**Material shown**
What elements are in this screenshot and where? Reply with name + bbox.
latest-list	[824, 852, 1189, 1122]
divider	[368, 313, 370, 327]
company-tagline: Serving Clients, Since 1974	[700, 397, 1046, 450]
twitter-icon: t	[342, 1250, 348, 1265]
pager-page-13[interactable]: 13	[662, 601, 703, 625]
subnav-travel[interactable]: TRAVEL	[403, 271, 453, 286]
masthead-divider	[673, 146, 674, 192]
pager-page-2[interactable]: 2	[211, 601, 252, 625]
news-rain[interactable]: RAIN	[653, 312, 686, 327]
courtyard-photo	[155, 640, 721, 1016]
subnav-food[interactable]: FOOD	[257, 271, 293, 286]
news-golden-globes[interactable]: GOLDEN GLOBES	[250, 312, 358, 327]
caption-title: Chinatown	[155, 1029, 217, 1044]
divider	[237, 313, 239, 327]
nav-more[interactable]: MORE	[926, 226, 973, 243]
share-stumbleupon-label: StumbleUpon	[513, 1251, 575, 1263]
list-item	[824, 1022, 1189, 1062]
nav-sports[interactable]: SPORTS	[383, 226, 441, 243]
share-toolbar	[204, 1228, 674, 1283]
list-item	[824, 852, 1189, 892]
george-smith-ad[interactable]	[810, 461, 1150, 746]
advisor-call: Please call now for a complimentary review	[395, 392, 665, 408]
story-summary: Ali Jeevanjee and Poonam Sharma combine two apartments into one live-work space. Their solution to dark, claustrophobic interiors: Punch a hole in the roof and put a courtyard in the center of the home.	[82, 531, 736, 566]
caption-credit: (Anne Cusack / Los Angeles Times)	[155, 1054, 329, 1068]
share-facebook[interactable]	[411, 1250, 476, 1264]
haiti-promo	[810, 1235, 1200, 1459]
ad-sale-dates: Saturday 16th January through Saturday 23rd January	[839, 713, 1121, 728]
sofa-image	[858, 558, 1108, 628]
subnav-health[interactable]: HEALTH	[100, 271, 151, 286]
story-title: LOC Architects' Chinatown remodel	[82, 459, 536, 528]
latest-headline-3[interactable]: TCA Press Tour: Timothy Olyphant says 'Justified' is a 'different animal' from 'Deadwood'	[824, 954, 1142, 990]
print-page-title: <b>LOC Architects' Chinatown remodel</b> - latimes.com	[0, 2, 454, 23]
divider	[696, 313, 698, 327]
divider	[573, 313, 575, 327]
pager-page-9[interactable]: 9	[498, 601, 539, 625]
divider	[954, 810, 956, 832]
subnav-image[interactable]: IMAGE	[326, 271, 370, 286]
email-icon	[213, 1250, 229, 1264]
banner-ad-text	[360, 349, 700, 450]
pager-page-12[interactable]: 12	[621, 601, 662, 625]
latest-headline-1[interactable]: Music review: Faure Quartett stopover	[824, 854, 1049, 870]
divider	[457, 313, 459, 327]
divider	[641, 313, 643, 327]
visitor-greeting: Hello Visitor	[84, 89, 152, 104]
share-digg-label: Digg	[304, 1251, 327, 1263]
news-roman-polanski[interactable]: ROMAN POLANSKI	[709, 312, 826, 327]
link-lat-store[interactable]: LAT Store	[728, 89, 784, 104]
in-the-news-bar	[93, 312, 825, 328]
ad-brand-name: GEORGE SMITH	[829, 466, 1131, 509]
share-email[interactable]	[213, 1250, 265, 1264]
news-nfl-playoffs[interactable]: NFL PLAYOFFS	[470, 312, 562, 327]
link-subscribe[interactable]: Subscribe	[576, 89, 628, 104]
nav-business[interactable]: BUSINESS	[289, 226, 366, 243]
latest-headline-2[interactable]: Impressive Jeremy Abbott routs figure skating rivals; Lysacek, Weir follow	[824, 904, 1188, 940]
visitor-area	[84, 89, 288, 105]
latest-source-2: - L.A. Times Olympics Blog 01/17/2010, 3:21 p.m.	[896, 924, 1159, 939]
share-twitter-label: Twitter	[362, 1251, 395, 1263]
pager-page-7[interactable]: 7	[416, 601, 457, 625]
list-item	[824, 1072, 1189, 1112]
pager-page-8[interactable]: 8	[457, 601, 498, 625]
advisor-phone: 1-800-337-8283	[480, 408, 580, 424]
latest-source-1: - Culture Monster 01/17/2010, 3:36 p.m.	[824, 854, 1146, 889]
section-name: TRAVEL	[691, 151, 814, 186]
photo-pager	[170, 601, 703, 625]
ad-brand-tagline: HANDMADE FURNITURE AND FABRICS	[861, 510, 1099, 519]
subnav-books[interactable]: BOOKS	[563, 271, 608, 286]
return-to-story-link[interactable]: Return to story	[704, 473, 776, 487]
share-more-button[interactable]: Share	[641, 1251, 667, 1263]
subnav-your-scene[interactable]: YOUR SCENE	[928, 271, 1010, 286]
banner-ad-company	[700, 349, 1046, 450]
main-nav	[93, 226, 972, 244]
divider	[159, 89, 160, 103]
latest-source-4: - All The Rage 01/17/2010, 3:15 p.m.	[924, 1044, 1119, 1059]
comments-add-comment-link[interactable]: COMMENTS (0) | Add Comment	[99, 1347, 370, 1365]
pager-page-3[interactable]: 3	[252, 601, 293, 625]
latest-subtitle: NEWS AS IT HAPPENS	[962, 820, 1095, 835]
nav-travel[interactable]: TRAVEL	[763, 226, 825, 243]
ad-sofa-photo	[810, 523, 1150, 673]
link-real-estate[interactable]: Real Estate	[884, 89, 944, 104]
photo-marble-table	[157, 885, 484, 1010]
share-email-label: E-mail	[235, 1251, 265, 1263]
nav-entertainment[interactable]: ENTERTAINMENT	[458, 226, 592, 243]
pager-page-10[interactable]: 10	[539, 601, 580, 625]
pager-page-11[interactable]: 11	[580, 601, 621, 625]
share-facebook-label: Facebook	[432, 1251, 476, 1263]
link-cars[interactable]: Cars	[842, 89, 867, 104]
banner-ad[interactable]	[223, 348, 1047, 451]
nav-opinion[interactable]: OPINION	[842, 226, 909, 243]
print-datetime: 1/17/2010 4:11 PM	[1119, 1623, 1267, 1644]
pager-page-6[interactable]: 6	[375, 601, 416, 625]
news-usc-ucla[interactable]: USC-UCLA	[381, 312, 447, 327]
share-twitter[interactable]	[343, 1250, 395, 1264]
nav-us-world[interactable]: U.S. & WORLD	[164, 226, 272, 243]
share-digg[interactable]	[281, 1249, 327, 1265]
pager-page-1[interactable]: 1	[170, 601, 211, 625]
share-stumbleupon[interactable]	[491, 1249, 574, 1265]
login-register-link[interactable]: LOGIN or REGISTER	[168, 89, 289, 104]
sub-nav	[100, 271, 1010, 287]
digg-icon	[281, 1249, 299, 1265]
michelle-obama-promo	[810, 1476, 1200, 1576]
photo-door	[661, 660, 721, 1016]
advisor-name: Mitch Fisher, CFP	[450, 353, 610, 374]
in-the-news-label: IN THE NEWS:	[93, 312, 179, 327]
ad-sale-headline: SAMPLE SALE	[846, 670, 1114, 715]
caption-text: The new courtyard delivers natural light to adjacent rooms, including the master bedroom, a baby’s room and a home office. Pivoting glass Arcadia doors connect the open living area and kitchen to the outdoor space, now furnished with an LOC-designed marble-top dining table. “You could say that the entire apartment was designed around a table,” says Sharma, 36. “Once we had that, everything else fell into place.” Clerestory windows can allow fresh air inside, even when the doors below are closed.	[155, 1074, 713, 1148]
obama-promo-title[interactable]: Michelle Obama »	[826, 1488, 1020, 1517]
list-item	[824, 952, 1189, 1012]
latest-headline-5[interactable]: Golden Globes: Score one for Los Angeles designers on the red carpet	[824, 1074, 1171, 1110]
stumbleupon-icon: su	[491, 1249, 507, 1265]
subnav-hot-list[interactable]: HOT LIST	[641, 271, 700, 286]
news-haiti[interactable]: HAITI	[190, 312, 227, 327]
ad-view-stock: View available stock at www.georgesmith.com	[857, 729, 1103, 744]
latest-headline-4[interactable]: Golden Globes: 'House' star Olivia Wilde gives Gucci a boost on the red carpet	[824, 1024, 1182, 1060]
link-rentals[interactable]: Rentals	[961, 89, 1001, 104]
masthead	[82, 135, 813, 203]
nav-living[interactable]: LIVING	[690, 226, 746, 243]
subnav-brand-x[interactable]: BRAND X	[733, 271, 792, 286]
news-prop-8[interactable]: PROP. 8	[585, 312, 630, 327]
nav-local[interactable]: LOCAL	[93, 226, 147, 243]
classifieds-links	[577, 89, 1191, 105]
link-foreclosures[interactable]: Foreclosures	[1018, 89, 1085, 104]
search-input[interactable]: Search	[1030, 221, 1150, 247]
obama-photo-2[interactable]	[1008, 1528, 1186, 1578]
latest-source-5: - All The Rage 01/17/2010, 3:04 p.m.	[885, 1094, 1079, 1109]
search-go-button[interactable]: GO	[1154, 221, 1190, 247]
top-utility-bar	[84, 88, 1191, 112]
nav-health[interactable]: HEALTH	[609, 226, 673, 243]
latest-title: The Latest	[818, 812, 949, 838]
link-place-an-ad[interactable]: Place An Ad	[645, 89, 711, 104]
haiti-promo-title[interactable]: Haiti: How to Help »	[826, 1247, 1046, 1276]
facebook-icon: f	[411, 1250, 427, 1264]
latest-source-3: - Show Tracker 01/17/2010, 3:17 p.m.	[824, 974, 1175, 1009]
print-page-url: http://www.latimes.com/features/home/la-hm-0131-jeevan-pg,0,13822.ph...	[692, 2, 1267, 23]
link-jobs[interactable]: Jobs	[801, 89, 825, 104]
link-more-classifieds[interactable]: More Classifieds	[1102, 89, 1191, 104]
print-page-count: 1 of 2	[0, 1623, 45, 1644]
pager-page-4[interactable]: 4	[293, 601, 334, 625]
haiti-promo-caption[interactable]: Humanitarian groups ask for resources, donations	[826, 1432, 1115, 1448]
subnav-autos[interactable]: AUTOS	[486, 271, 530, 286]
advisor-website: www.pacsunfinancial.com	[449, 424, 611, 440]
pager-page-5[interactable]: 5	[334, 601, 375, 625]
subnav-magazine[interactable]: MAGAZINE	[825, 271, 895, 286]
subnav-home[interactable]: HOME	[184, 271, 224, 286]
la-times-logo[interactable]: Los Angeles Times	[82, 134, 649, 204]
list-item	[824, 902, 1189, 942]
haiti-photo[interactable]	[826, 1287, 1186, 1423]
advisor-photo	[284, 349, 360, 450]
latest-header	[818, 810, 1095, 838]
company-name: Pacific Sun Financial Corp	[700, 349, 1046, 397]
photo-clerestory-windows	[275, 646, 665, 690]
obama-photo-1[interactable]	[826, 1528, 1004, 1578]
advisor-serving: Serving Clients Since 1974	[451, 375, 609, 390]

**Exercise goal**
Copy the rows word for word, starting with the very first one and stopping after the line that contains "852, 1189, 892]".

**Correct output**
What elements are in this screenshot and where? Reply with name + bbox.
latest-list	[824, 852, 1189, 1122]
divider	[368, 313, 370, 327]
company-tagline: Serving Clients, Since 1974	[700, 397, 1046, 450]
twitter-icon: t	[342, 1250, 348, 1265]
pager-page-13[interactable]: 13	[662, 601, 703, 625]
subnav-travel[interactable]: TRAVEL	[403, 271, 453, 286]
masthead-divider	[673, 146, 674, 192]
pager-page-2[interactable]: 2	[211, 601, 252, 625]
news-rain[interactable]: RAIN	[653, 312, 686, 327]
courtyard-photo	[155, 640, 721, 1016]
subnav-food[interactable]: FOOD	[257, 271, 293, 286]
news-golden-globes[interactable]: GOLDEN GLOBES	[250, 312, 358, 327]
caption-title: Chinatown	[155, 1029, 217, 1044]
divider	[237, 313, 239, 327]
nav-more[interactable]: MORE	[926, 226, 973, 243]
share-stumbleupon-label: StumbleUpon	[513, 1251, 575, 1263]
list-item	[824, 1022, 1189, 1062]
nav-sports[interactable]: SPORTS	[383, 226, 441, 243]
share-toolbar	[204, 1228, 674, 1283]
list-item	[824, 852, 1189, 892]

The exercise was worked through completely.